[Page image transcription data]
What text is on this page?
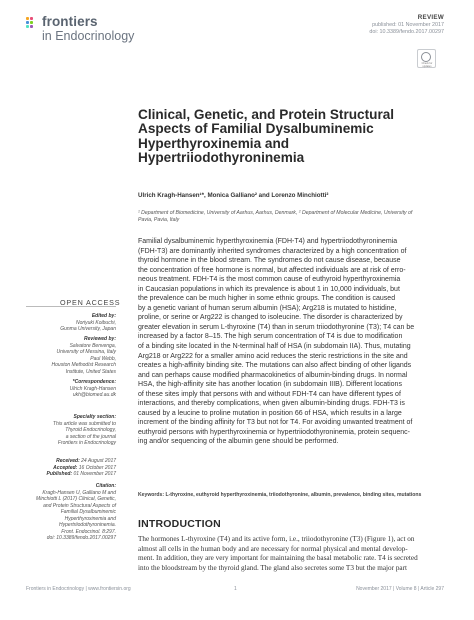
frontiers
in Endocrinology
REVIEW
published: 01 November 2017
doi: 10.3389/fendo.2017.00297
Check for updates
Clinical, Genetic, and Protein Structural Aspects of Familial Dysalbuminemic Hyperthyroxinemia and Hypertriiodothyroninemia
Ulrich Kragh-Hansen¹*, Monica Galliano² and Lorenzo Minchiotti²
¹ Department of Biomedicine, University of Aarhus, Aarhus, Denmark, ² Department of Molecular Medicine, University of
Pavia, Pavia, Italy
Familial dysalbuminemic hyperthyroxinemia (FDH-T4) and hypertriiodothyroninemia
(FDH-T3) are dominantly inherited syndromes characterized by a high concentration of
thyroid hormone in the blood stream. The syndromes do not cause disease, because
the concentration of free hormone is normal, but affected individuals are at risk of erro-
neous treatment. FDH-T4 is the most common cause of euthyroid hyperthyroxinemia
in Caucasian populations in which its prevalence is about 1 in 10,000 individuals, but
the prevalence can be much higher in some ethnic groups. The condition is caused
by a genetic variant of human serum albumin (HSA); Arg218 is mutated to histidine,
proline, or serine or Arg222 is changed to isoleucine. The disorder is characterized by
greater elevation in serum L-thyroxine (T4) than in serum triiodothyronine (T3); T4 can be
increased by a factor 8–15. The high serum concentration of T4 is due to modification
of a binding site located in the N-terminal half of HSA (in subdomain IIA). Thus, mutating
Arg218 or Arg222 for a smaller amino acid reduces the steric restrictions in the site and
creates a high-affinity binding site. The mutations can also affect binding of other ligands
and can perhaps cause modified pharmacokinetics of albumin-binding drugs. In normal
HSA, the high-affinity site has another location (in subdomain IIIB). Different locations
of these sites imply that persons with and without FDH-T4 can have different types of
interactions, and thereby complications, when given albumin-binding drugs. FDH-T3 is
caused by a leucine to proline mutation in position 66 of HSA, which results in a large
increment of the binding affinity for T3 but not for T4. For avoiding unwanted treatment of
euthyroid persons with hyperthyroxinemia or hypertriiodothyroninemia, protein sequenc-
ing and/or sequencing of the albumin gene should be performed.
Keywords: L-thyroxine, euthyroid hyperthyroxinemia, triiodothyronine, albumin, prevalence, binding sites, mutations
INTRODUCTION
OPEN ACCESS
Edited by:
Noriyuki Koibuchi,
Gunma University, Japan
Reviewed by:
Salvatore Benvenga,
University of Messina, Italy
Paul Webb,
Houston Methodist Research
Institute, United States
*Correspondence:
Ulrich Kragh-Hansen
ukh@biomed.au.dk
Specialty section:
This article was submitted to
Thyroid Endocrinology,
a section of the journal
Frontiers in Endocrinology
Received: 24 August 2017
Accepted: 16 October 2017
Published: 01 November 2017
Citation:
Kragh-Hansen U, Galliano M and
Minchiotti L (2017) Clinical, Genetic,
and Protein Structural Aspects of
Familial Dysalbuminemic
Hyperthyroxinemia and
Hypertriiodothyroninemia.
Front. Endocrinol. 8:297.
doi: 10.3389/fendo.2017.00297	The hormones L-thyroxine (T4) and its active form, i.e., triiodothyronine (T3) (Figure 1), act on
almost all cells in the human body and are necessary for normal physical and mental develop-
ment. In addition, they are very important for maintaining the basal metabolic rate. T4 is secreted
into the bloodstream by the thyroid gland. The gland also secretes some T3 but the major part
Frontiers in Endocrinology | www.frontiersin.org	1	November 2017 | Volume 8 | Article 297
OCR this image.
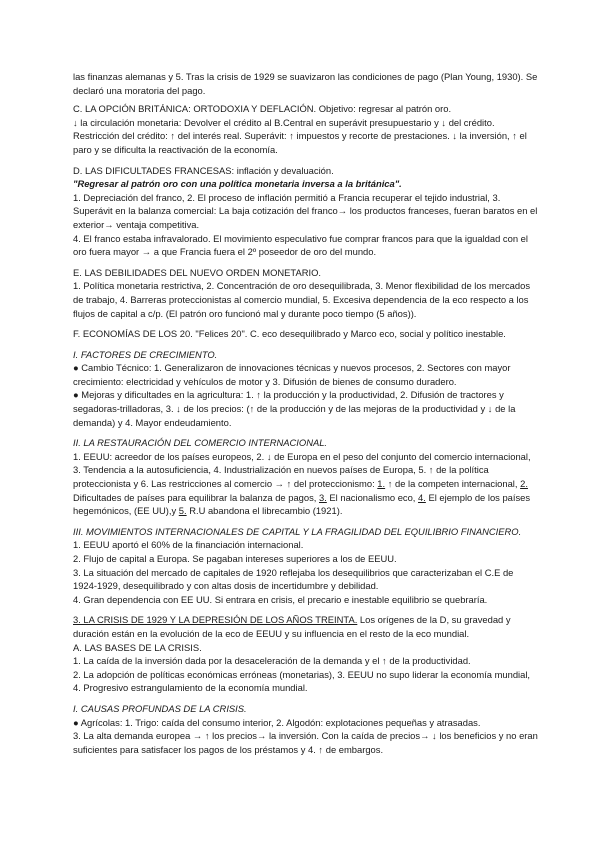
las finanzas alemanas y 5. Tras la crisis de 1929 se suavizaron las condiciones de pago (Plan Young, 1930). Se declaró una moratoria del pago.

C. LA OPCIÓN BRITÁNICA: ORTODOXIA Y DEFLACIÓN. Objetivo: regresar al patrón oro.

↓ la circulación monetaria: Devolver el crédito al B.Central en superávit presupuestario y ↓ del crédito. Restricción del crédito: ↑ del interés real. Superávit: ↑ impuestos y recorte de prestaciones. ↓ la inversión, ↑ el paro y se dificulta la reactivación de la economía.

D. LAS DIFICULTADES FRANCESAS: inflación y devaluación.

"Regresar al patrón oro con una política monetaria inversa a la británica".

1. Depreciación del franco, 2. El proceso de inflación permitió a Francia recuperar el tejido industrial, 3. Superávit en la balanza comercial: La baja cotización del franco→ los productos franceses, fueran baratos en el exterior→ ventaja competitiva.

4. El franco estaba infravalorado. El movimiento especulativo fue comprar francos para que la igualdad con el oro fuera mayor → a que Francia fuera el 2º poseedor de oro del mundo.

E. LAS DEBILIDADES DEL NUEVO ORDEN MONETARIO.

1. Política monetaria restrictiva, 2. Concentración de oro desequilibrada, 3. Menor flexibilidad de los mercados de trabajo, 4. Barreras proteccionistas al comercio mundial, 5. Excesiva dependencia de la eco respecto a los flujos de capital a c/p. (El patrón oro funcionó mal y durante poco tiempo (5 años)).

F. ECONOMÍAS DE LOS 20. "Felices 20". C. eco desequilibrado y Marco eco, social y político inestable.

I. FACTORES DE CRECIMIENTO.

● Cambio Técnico: 1. Generalizaron de innovaciones técnicas y nuevos procesos, 2. Sectores con mayor crecimiento: electricidad y vehículos de motor y 3. Difusión de bienes de consumo duradero.

● Mejoras y dificultades en la agricultura: 1. ↑ la producción y la productividad, 2. Difusión de tractores y segadoras-trilladoras, 3. ↓ de los precios: (↑ de la producción y de las mejoras de la productividad y ↓ de la demanda) y 4. Mayor endeudamiento.

II. LA RESTAURACIÓN DEL COMERCIO INTERNACIONAL.

1. EEUU: acreedor de los países europeos, 2. ↓ de Europa en el peso del conjunto del comercio internacional, 3. Tendencia a la autosuficiencia, 4. Industrialización en nuevos países de Europa, 5. ↑ de la política proteccionista y 6. Las restricciones al comercio → ↑ del proteccionismo: 1. ↑ de la competen internacional, 2. Dificultades de países para equilibrar la balanza de pagos, 3. El nacionalismo eco, 4. El ejemplo de los países hegemónicos, (EE UU),y 5. R.U abandona el librecambio (1921).

III. MOVIMIENTOS INTERNACIONALES DE CAPITAL Y LA FRAGILIDAD DEL EQUILIBRIO FINANCIERO.

1. EEUU aportó el 60% de la financiación internacional.

2. Flujo de capital a Europa. Se pagaban intereses superiores a los de EEUU.

3. La situación del mercado de capitales de 1920 reflejaba los desequilibrios que caracterizaban el C.E de 1924-1929, desequilibrado y con altas dosis de incertidumbre y debilidad.

4. Gran dependencia con EE UU. Si entrara en crisis, el precario e inestable equilibrio se quebraría.

3. LA CRISIS DE 1929 Y LA DEPRESIÓN DE LOS AÑOS TREINTA. Los orígenes de la D, su gravedad y duración están en la evolución de la eco de EEUU y su influencia en el resto de la eco mundial.

A. LAS BASES DE LA CRISIS.

1. La caída de la inversión dada por la desaceleración de la demanda y el ↑ de la productividad.

2. La adopción de políticas económicas erróneas (monetarias), 3. EEUU no supo liderar la economía mundial, 4. Progresivo estrangulamiento de la economía mundial.

I. CAUSAS PROFUNDAS DE LA CRISIS.

● Agrícolas: 1. Trigo: caída del consumo interior, 2. Algodón: explotaciones pequeñas y atrasadas.

3. La alta demanda europea → ↑ los precios→ la inversión. Con la caída de precios→ ↓ los beneficios y no eran suficientes para satisfacer los pagos de los préstamos y 4. ↑ de embargos.
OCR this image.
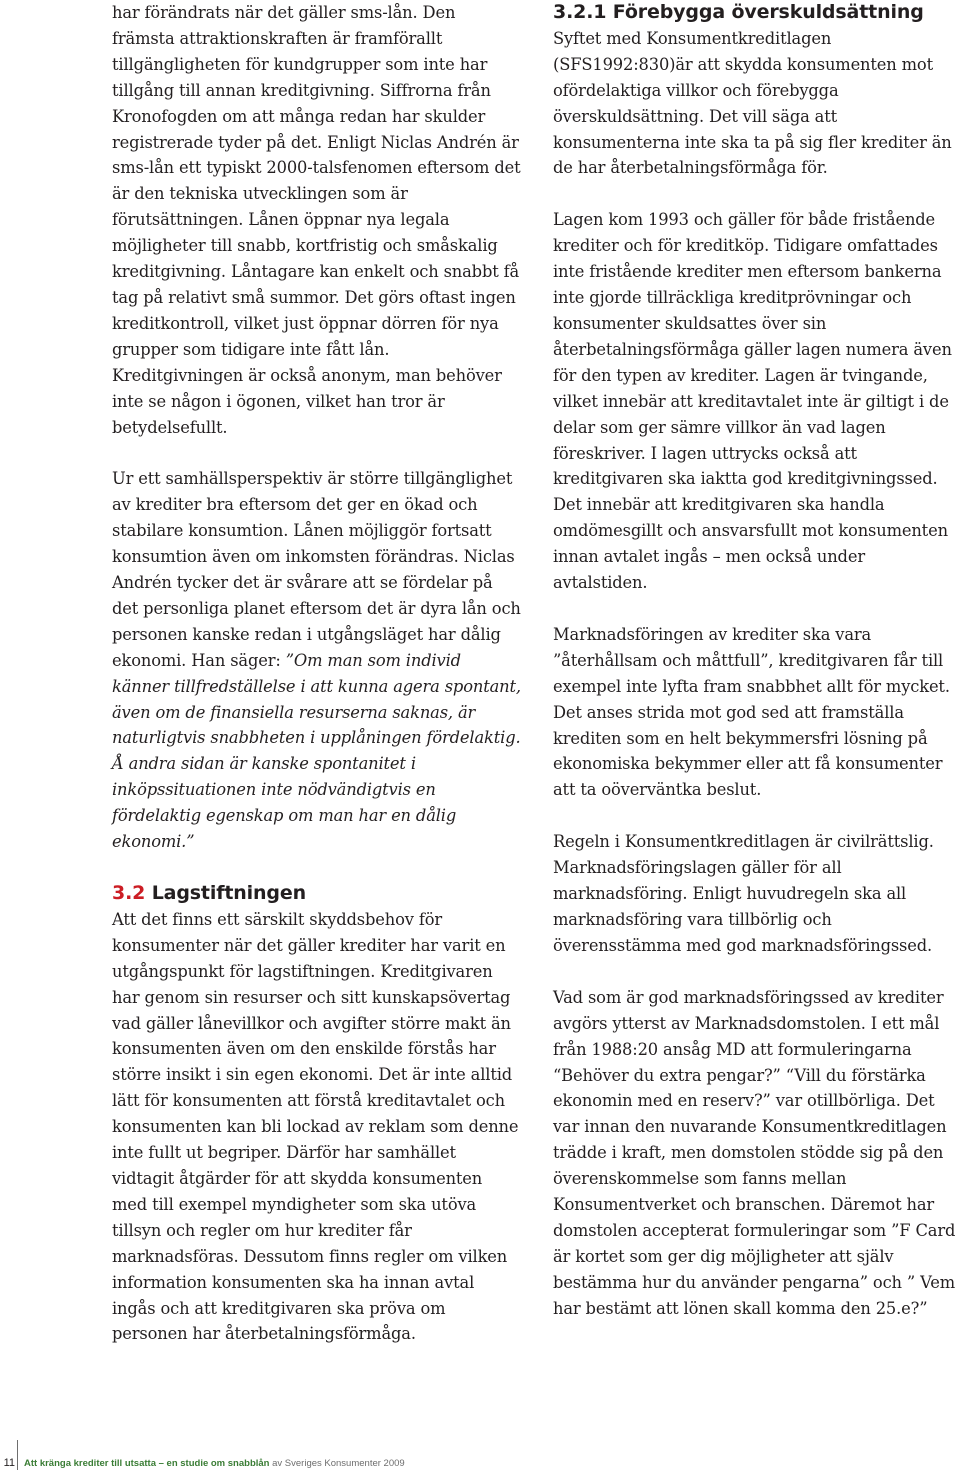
har förändrats när det gäller sms-lån. Den främsta attraktionskraften är framförallt tillgängligheten för kundgrupper som inte har tillgång till annan kreditgivning. Siffrorna från Kronofogden om att många redan har skulder registrerade tyder på det. Enligt Niclas Andrén är sms-lån ett typiskt 2000-talsfenomen eftersom det är den tekniska utvecklingen som är förutsättningen. Lånen öppnar nya legala möjligheter till snabb, kortfristig och småskalig kreditgivning. Låntagare kan enkelt och snabbt få tag på relativt små summor. Det görs oftast ingen kreditkontroll, vilket just öppnar dörren för nya grupper som tidigare inte fått lån. Kreditgivningen är också anonym, man behöver inte se någon i ögonen, vilket han tror är betydelsefullt.

Ur ett samhällsperspektiv är större tillgänglighet av krediter bra eftersom det ger en ökad och stabilare konsumtion. Lånen möjliggör fortsatt konsumtion även om inkomsten förändras. Niclas Andrén tycker det är svårare att se fördelar på det personliga planet eftersom det är dyra lån och personen kanske redan i utgångsläget har dålig ekonomi. Han säger: ”Om man som individ känner tillfredställelse i att kunna agera spontant, även om de finansiella resurserna saknas, är naturligtvis snabbheten i upplåningen fördelaktig. Å andra sidan är kanske spontanitet i inköpssituationen inte nödvändigtvis en fördelaktig egenskap om man har en dålig ekonomi.”

3.2 Lagstiftningen

Att det finns ett särskilt skyddsbehov för konsumenter när det gäller krediter har varit en utgångspunkt för lagstiftningen. Kreditgivaren har genom sin resurser och sitt kunskapsövertag vad gäller lånevillkor och avgifter större makt än konsumenten även om den enskilde förstås har större insikt i sin egen ekonomi. Det är inte alltid lätt för konsumenten att förstå kreditavtalet och konsumenten kan bli lockad av reklam som denne inte fullt ut begriper. Därför har samhället vidtagit åtgärder för att skydda konsumenten med till exempel myndigheter som ska utöva tillsyn och regler om hur krediter får marknadsföras. Dessutom finns regler om vilken information konsumenten ska ha innan avtal ingås och att kreditgivaren ska pröva om personen har återbetalningsförmåga.

3.2.1 Förebygga överskuldsättning

Syftet med Konsumentkreditlagen (SFS1992:830)är att skydda konsumenten mot ofördelaktiga villkor och förebygga överskuldsättning. Det vill säga att konsumenterna inte ska ta på sig fler krediter än de har återbetalningsförmåga för.

Lagen kom 1993 och gäller för både fristående krediter och för kreditköp. Tidigare omfattades inte fristående krediter men eftersom bankerna inte gjorde tillräckliga kreditprövningar och konsumenter skuldsattes över sin återbetalningsförmåga gäller lagen numera även för den typen av krediter. Lagen är tvingande, vilket innebär att kreditavtalet inte är giltigt i de delar som ger sämre villkor än vad lagen föreskriver. I lagen uttrycks också att kreditgivaren ska iaktta god kreditgivningssed. Det innebär att kreditgivaren ska handla omdömesgillt och ansvarsfullt mot konsumenten innan avtalet ingås – men också under avtalstiden.

Marknadsföringen av krediter ska vara ”återhållsam och måttfull”, kreditgivaren får till exempel inte lyfta fram snabbhet allt för mycket. Det anses strida mot god sed att framställa krediten som en helt bekymmersfri lösning på ekonomiska bekymmer eller att få konsumenter att ta oöverväntka beslut.

Regeln i Konsumentkreditlagen är civilrättslig. Marknadsföringslagen gäller för all marknadsföring. Enligt huvudregeln ska all marknadsföring vara tillbörlig och överensstämma med god marknadsföringssed.

Vad som är god marknadsföringssed av krediter avgörs ytterst av Marknadsdomstolen. I ett mål från 1988:20 ansåg MD att formuleringarna “Behöver du extra pengar?” “Vill du förstärka ekonomin med en reserv?” var otillbörliga. Det var innan den nuvarande Konsumentkreditlagen trädde i kraft, men domstolen stödde sig på den överenskommelse som fanns mellan Konsumentverket och branschen. Däremot har domstolen accepterat formuleringar som ”F Card är kortet som ger dig möjligheter att själv bestämma hur du använder pengarna” och ” Vem har bestämt att lönen skall komma den 25.e?”

11 Att kränga krediter till utsatta – en studie om snabblån av Sveriges Konsumenter 2009
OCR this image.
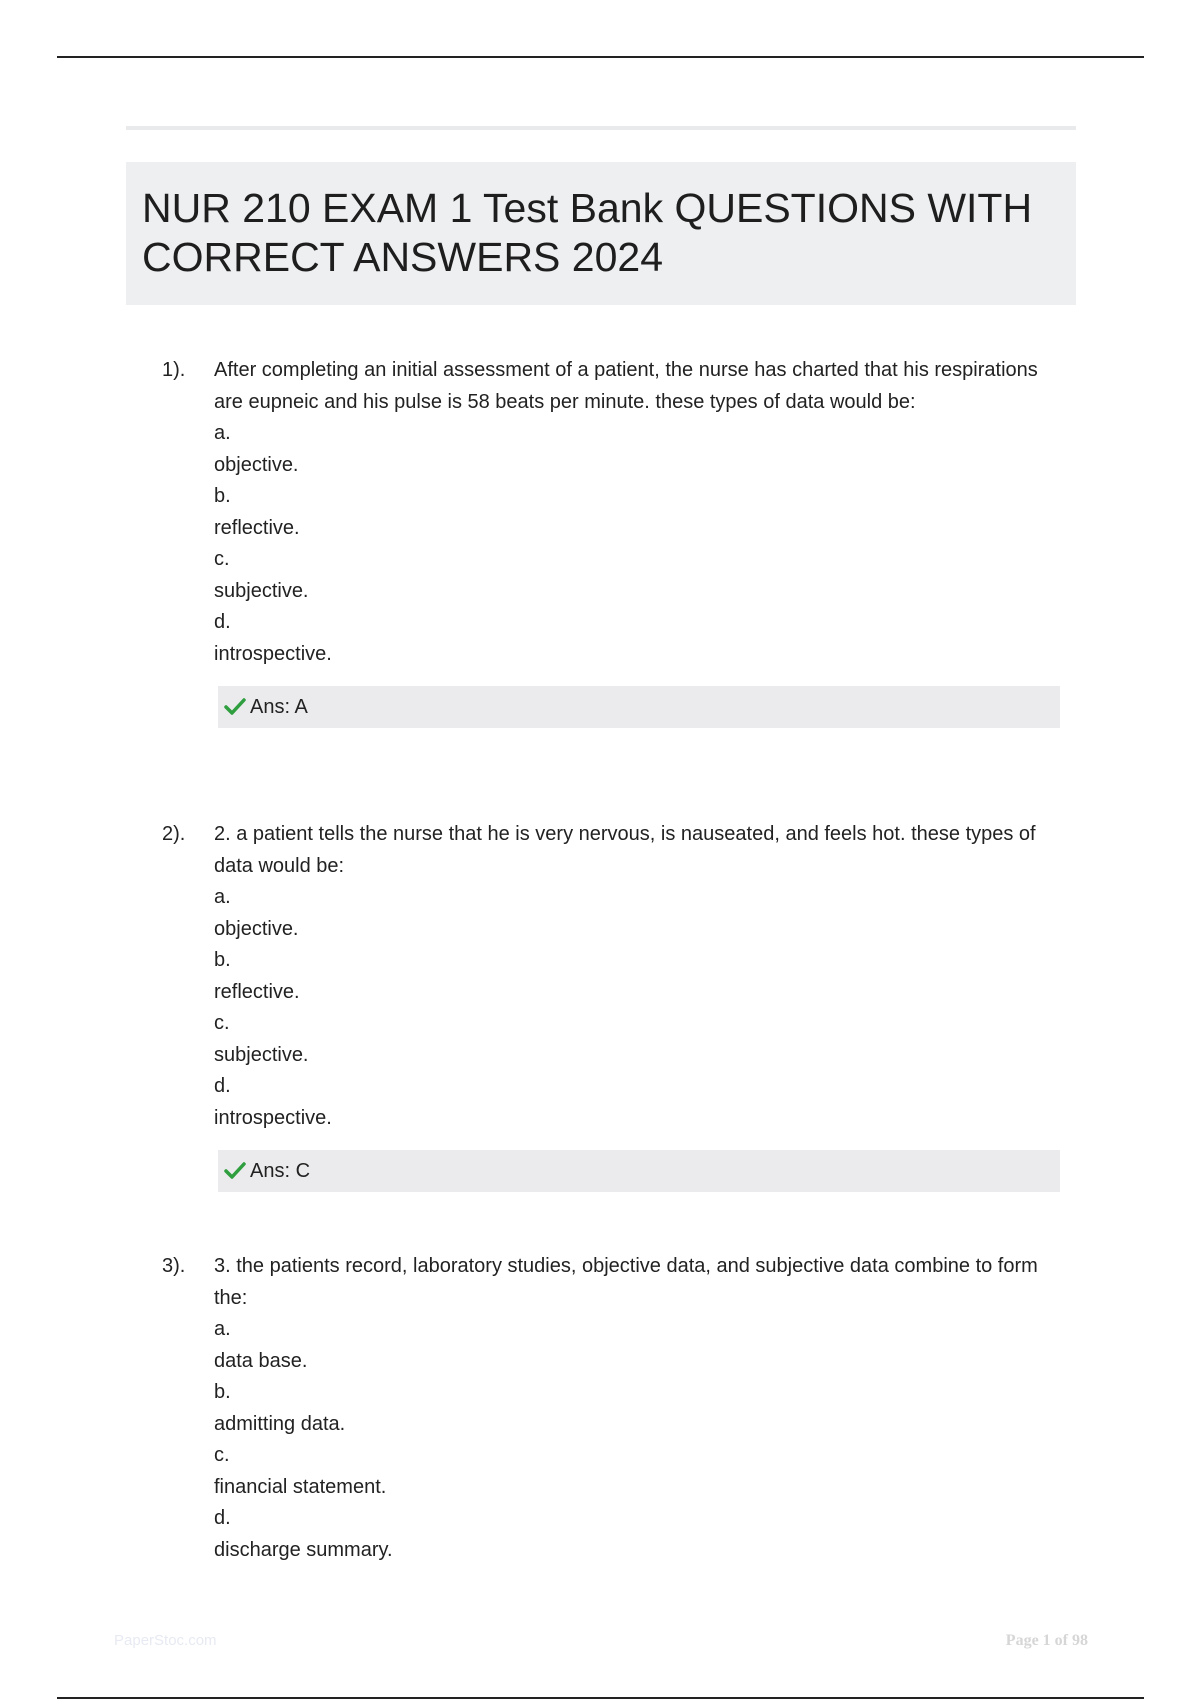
NUR 210 EXAM 1 Test Bank QUESTIONS WITH CORRECT ANSWERS 2024
1). After completing an initial assessment of a patient, the nurse has charted that his respirations are eupneic and his pulse is 58 beats per minute. these types of data would be:
a.
objective.
b.
reflective.
c.
subjective.
d.
introspective.
Ans: A
2). 2. a patient tells the nurse that he is very nervous, is nauseated, and feels hot. these types of data would be:
a.
objective.
b.
reflective.
c.
subjective.
d.
introspective.
Ans: C
3). 3. the patients record, laboratory studies, objective data, and subjective data combine to form the:
a.
data base.
b.
admitting data.
c.
financial statement.
d.
discharge summary.
PaperStoc.com	Page 1 of 98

* BRIEF: In the entries above, copy each line that contains the string "these".

* YOUR RESPONSE:
of these sites imply that persons with and without FDH-T4 can have different types of
1). After completing an initial assessment of a patient, the nurse has charted that his respirations are eupneic and his pulse is 58 beats per minute. these types of data would be:
2). 2. a patient tells the nurse that he is very nervous, is nauseated, and feels hot. these types of data would be:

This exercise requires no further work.